PROBLEMA
Indica, por favor, cada línea de los registros en la que aparezca la cadena "Riket". Ten en cuenta que se distinguen mayúsculas y minúsculas.

= = = = = = =

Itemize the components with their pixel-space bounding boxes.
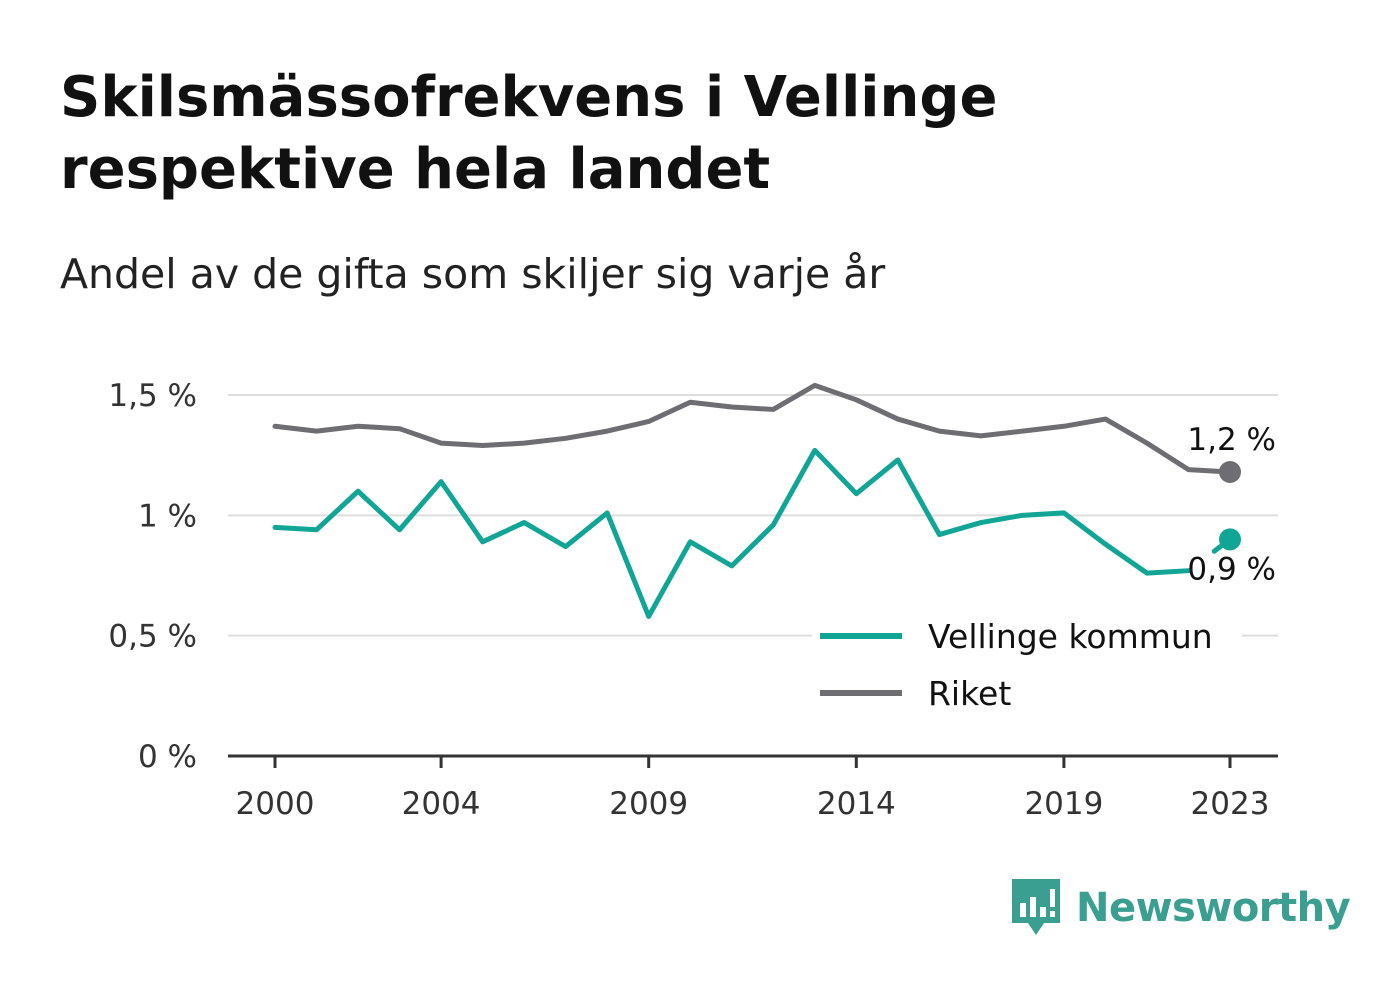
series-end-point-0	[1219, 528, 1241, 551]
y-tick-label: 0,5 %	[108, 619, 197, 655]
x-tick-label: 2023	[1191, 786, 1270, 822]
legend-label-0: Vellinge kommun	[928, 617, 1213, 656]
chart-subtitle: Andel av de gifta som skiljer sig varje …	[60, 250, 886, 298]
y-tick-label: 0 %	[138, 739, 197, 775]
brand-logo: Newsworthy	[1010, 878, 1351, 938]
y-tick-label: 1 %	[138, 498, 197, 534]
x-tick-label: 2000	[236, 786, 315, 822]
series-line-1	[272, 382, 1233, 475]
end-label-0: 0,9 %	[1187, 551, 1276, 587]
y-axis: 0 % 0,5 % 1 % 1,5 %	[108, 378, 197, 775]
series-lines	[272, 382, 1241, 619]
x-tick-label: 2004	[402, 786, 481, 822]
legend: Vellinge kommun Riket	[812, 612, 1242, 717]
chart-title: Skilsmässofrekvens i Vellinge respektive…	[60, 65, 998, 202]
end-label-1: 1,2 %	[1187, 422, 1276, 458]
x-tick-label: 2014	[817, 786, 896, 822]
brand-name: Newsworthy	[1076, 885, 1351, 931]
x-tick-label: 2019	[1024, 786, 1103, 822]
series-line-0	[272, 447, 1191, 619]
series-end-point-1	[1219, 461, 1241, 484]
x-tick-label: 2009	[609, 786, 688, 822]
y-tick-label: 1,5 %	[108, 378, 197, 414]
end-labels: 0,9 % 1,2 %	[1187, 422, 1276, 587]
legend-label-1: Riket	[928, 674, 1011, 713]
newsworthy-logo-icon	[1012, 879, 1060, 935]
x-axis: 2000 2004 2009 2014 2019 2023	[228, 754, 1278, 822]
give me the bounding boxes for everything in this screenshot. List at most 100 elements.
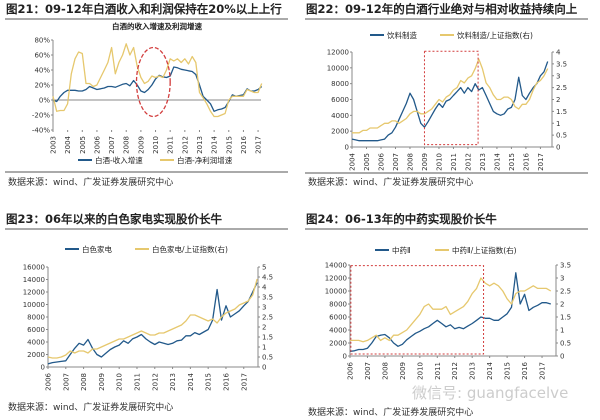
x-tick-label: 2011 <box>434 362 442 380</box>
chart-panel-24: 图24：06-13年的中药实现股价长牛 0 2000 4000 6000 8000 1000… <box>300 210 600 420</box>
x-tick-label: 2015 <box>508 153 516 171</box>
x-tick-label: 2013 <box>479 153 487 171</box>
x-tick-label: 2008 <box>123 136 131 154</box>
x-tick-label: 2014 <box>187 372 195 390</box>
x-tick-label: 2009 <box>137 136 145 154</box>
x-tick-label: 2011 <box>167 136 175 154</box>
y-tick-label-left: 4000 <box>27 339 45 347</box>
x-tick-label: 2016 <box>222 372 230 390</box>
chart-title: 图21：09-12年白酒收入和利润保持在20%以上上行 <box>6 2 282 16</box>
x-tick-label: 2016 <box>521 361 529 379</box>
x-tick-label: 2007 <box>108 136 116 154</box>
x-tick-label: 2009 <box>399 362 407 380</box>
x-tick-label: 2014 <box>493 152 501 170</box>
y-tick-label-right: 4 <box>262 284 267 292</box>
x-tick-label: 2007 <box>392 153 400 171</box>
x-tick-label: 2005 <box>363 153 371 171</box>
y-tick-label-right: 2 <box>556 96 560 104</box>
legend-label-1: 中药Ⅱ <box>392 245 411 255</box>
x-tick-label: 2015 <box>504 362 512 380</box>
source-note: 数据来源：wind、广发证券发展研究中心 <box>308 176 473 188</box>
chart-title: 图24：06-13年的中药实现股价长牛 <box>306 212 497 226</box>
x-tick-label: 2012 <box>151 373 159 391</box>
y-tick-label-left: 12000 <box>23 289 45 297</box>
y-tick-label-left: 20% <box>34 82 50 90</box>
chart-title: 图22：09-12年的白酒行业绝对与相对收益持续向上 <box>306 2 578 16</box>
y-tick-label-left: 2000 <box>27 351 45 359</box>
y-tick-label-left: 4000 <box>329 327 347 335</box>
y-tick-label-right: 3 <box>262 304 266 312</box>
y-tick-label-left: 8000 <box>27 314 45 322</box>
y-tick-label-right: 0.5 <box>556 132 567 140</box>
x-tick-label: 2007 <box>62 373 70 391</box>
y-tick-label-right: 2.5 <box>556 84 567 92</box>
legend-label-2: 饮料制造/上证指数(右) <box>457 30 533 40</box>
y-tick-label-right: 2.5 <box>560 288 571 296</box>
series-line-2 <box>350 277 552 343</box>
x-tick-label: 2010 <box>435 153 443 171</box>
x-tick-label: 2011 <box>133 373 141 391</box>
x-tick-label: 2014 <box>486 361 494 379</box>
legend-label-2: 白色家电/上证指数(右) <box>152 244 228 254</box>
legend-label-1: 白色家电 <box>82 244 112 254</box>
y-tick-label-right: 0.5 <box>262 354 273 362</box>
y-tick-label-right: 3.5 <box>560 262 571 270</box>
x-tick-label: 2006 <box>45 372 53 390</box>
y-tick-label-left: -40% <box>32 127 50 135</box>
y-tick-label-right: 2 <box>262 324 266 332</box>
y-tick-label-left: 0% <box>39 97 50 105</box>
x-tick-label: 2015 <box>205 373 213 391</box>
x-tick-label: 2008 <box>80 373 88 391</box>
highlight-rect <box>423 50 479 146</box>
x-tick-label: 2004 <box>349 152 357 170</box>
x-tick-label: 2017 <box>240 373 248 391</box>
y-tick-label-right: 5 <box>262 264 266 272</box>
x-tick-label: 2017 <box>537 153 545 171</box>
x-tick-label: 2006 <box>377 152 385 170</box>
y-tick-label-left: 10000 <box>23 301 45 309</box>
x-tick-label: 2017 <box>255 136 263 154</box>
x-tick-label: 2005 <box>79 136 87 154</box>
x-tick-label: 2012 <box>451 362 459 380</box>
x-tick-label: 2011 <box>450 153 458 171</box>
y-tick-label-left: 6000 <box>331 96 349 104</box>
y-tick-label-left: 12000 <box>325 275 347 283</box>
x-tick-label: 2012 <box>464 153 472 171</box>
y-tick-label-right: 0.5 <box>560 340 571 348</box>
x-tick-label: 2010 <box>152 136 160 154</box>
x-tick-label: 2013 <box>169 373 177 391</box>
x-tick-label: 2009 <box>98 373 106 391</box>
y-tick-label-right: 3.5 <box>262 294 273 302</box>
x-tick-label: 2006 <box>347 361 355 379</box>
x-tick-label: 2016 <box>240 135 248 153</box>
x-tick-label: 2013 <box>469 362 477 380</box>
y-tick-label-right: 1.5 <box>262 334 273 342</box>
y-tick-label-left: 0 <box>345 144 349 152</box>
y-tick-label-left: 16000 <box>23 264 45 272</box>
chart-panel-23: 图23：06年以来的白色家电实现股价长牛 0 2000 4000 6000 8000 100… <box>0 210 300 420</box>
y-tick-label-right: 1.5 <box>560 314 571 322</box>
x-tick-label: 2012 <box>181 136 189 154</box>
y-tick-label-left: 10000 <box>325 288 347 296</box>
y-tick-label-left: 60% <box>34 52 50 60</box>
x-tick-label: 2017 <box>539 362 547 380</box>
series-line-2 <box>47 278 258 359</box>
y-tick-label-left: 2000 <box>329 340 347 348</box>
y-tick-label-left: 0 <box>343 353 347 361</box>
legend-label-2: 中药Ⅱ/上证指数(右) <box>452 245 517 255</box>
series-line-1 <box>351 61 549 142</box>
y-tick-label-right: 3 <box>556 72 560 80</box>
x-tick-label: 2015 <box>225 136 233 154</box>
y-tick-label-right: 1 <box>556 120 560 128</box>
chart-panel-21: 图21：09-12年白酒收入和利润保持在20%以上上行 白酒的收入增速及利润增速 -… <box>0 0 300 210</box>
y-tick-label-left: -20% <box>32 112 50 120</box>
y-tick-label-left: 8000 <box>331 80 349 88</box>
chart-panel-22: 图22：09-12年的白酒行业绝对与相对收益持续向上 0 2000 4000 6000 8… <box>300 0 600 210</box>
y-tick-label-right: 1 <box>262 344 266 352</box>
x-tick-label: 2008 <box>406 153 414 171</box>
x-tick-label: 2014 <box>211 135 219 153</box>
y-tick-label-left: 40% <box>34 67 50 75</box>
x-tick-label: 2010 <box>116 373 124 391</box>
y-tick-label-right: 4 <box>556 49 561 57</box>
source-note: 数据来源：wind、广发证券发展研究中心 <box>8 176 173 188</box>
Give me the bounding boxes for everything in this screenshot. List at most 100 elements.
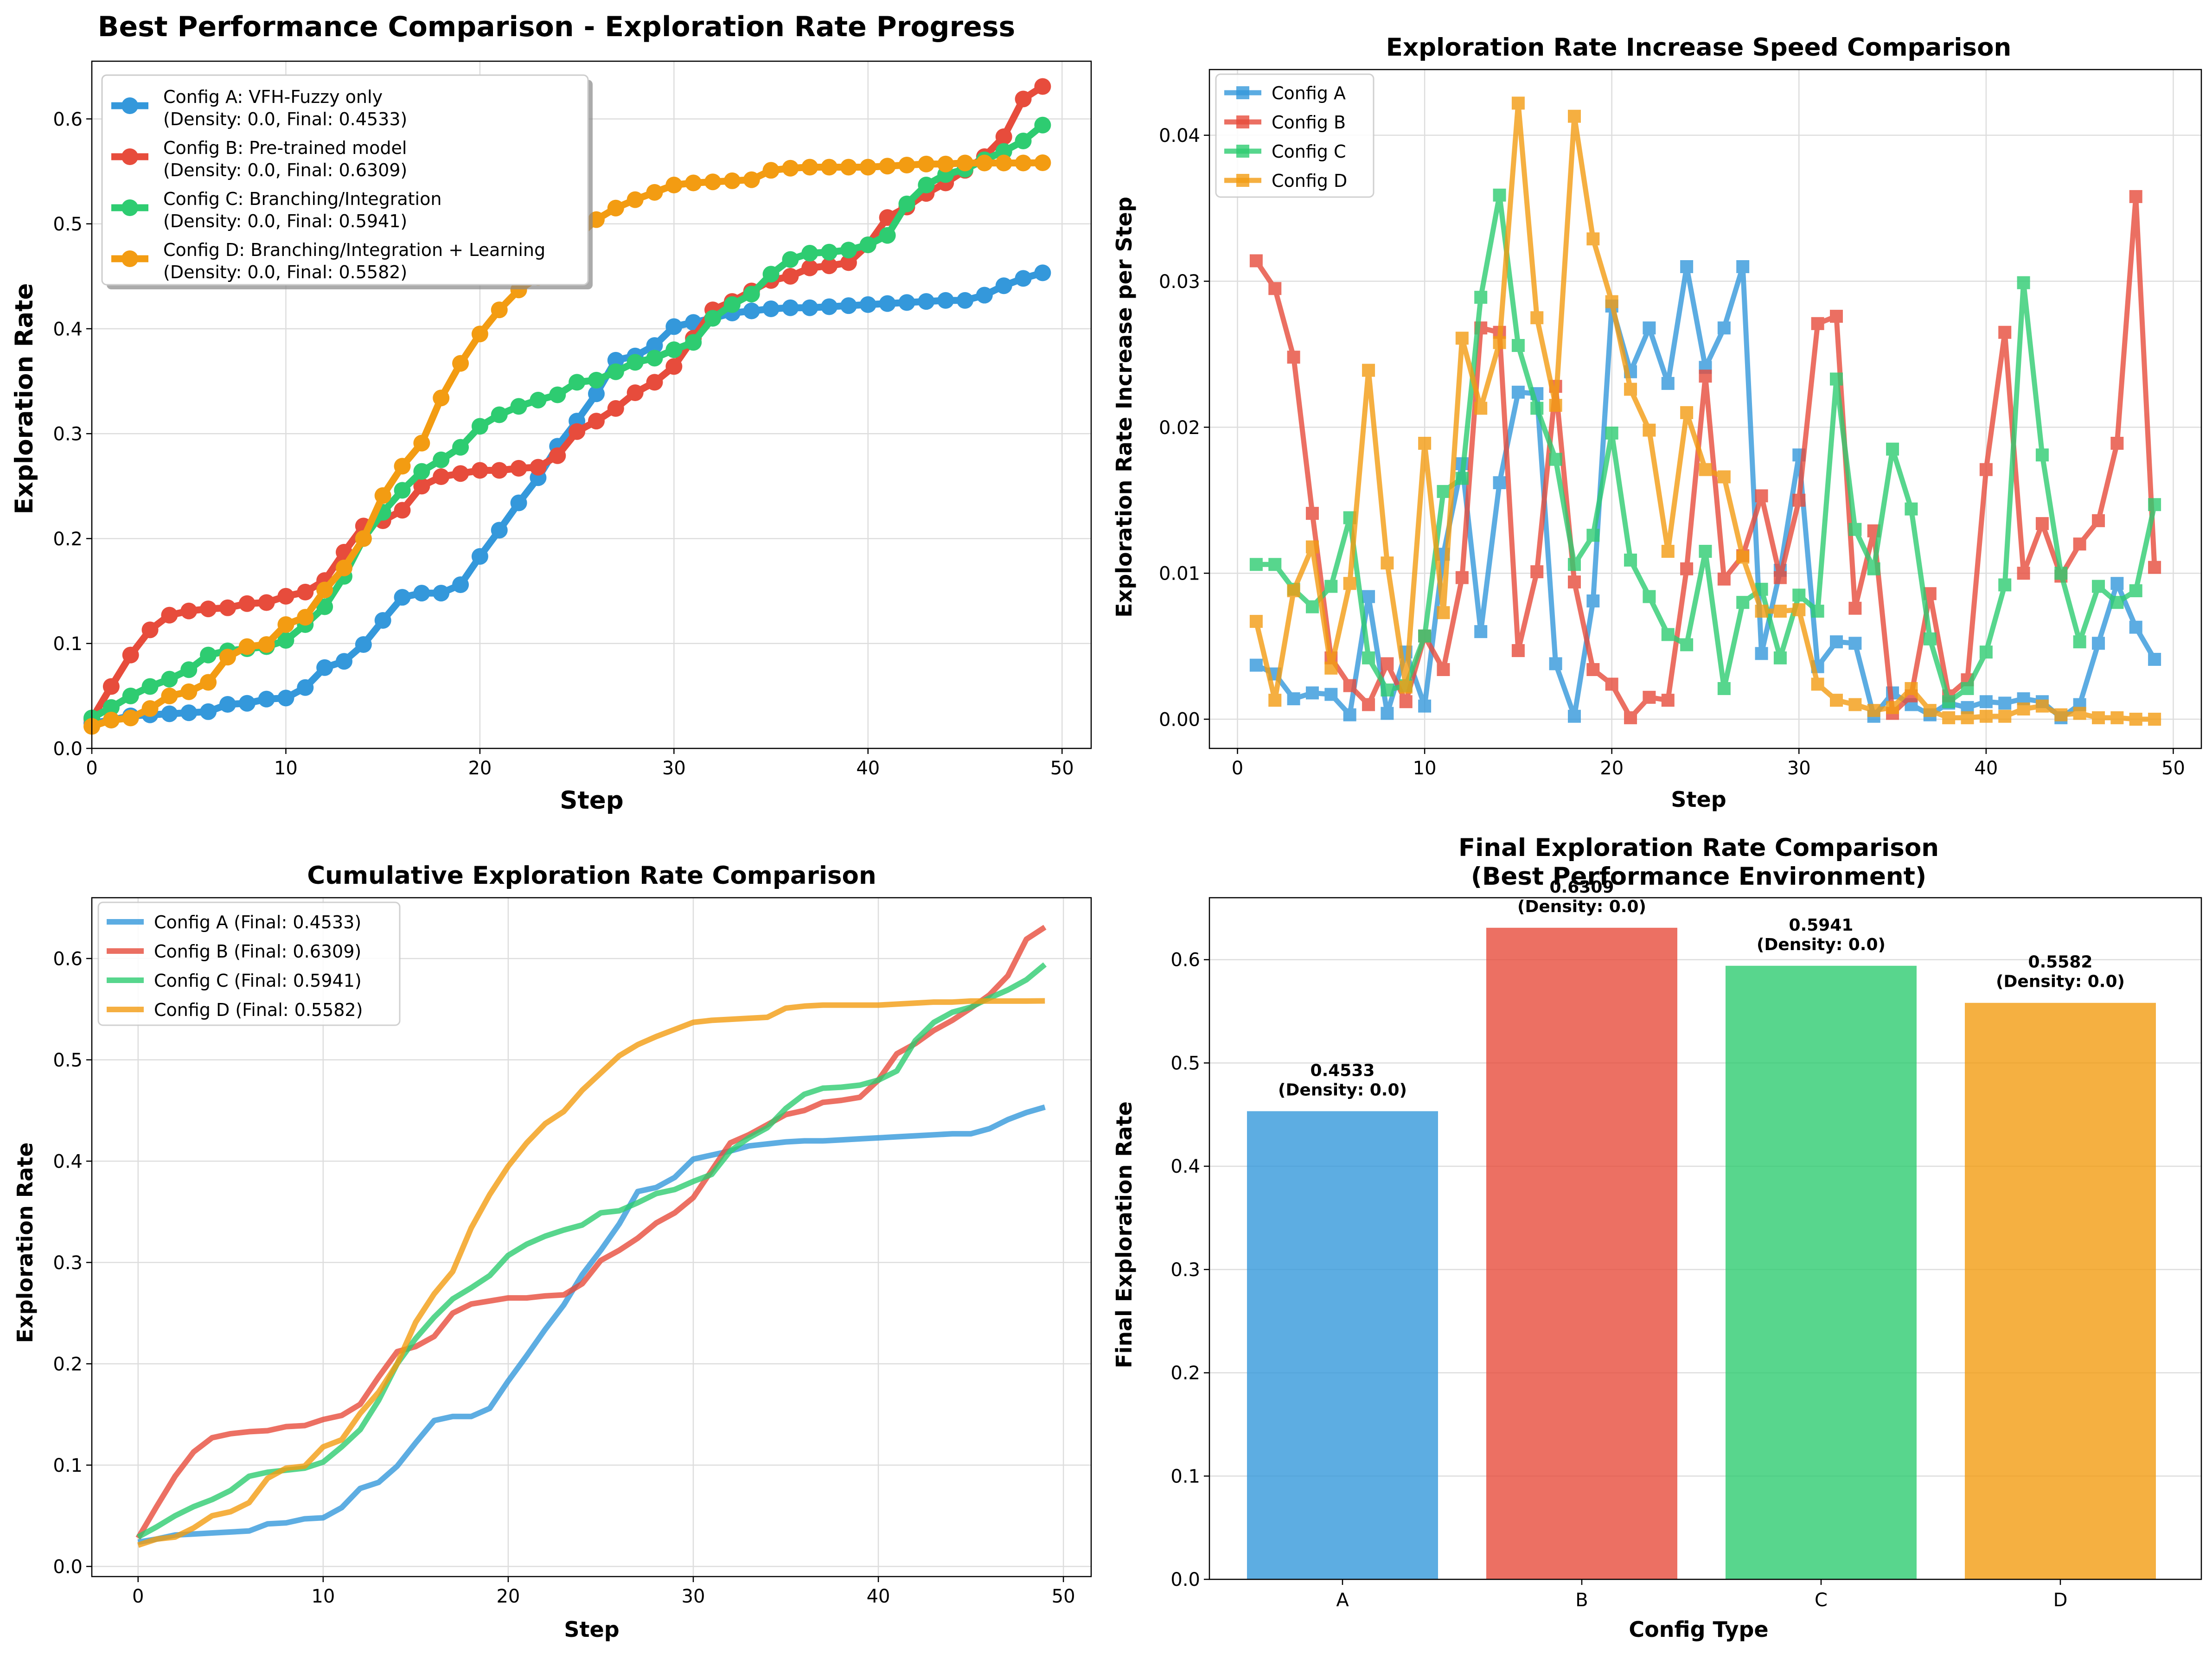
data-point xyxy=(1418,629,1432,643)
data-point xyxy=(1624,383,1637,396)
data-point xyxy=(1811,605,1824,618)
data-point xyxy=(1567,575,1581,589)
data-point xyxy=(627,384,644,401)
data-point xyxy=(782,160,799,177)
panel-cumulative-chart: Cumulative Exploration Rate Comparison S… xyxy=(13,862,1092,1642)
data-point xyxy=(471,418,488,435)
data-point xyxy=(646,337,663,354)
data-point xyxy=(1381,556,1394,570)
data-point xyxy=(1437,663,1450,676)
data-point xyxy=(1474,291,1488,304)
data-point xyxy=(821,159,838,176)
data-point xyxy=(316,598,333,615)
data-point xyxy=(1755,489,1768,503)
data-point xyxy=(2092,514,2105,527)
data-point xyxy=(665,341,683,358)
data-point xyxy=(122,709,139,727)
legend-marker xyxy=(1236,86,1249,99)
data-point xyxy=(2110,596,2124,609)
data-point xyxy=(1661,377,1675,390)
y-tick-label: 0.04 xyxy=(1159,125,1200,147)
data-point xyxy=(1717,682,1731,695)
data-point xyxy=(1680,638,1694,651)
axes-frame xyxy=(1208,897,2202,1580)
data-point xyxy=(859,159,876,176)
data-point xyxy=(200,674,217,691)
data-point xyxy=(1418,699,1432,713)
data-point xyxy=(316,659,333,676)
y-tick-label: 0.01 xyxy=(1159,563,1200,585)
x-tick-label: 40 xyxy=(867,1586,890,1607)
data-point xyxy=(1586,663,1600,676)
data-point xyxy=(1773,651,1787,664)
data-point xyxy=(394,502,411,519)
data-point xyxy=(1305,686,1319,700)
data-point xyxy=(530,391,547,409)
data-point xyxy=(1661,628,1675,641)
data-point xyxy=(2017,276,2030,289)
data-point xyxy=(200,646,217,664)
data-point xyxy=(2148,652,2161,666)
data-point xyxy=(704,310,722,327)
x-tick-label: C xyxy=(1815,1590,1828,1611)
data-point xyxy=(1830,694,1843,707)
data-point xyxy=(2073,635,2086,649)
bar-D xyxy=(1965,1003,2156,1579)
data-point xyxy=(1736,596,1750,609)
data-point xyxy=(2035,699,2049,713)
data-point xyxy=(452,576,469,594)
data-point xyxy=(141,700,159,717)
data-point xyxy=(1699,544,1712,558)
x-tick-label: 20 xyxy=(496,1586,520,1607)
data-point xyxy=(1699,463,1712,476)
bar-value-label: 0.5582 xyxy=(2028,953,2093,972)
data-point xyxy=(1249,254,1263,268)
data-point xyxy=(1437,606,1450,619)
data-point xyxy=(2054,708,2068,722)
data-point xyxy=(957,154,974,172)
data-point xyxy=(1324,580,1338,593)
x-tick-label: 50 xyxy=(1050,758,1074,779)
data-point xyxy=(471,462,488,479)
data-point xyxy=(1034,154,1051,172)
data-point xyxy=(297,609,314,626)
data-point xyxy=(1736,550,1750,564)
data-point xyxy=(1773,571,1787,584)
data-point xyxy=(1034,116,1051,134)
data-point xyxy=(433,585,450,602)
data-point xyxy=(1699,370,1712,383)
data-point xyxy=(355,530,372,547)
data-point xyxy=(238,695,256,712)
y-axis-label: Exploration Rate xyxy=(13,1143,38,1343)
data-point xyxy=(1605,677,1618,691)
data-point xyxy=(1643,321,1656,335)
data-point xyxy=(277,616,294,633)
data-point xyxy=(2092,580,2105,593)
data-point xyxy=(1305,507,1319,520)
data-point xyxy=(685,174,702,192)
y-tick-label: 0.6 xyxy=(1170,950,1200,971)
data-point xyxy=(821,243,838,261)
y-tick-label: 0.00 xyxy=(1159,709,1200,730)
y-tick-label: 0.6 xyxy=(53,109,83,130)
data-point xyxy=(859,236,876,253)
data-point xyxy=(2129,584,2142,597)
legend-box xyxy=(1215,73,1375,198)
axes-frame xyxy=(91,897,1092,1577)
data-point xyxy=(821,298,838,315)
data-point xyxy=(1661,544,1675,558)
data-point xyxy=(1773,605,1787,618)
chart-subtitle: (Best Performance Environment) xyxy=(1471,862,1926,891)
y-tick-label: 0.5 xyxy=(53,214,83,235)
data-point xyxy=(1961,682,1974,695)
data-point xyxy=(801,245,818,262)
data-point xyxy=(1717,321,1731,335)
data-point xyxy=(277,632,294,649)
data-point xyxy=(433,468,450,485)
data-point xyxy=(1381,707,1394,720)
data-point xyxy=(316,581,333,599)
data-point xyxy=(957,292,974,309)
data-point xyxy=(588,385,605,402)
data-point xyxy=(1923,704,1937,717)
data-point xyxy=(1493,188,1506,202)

= = = = = = =

RESPUESTA AL EJERCICIO
legend: Vellinge kommun Riket	[812, 612, 1242, 717]
legend-label-1: Riket	[928, 674, 1011, 713]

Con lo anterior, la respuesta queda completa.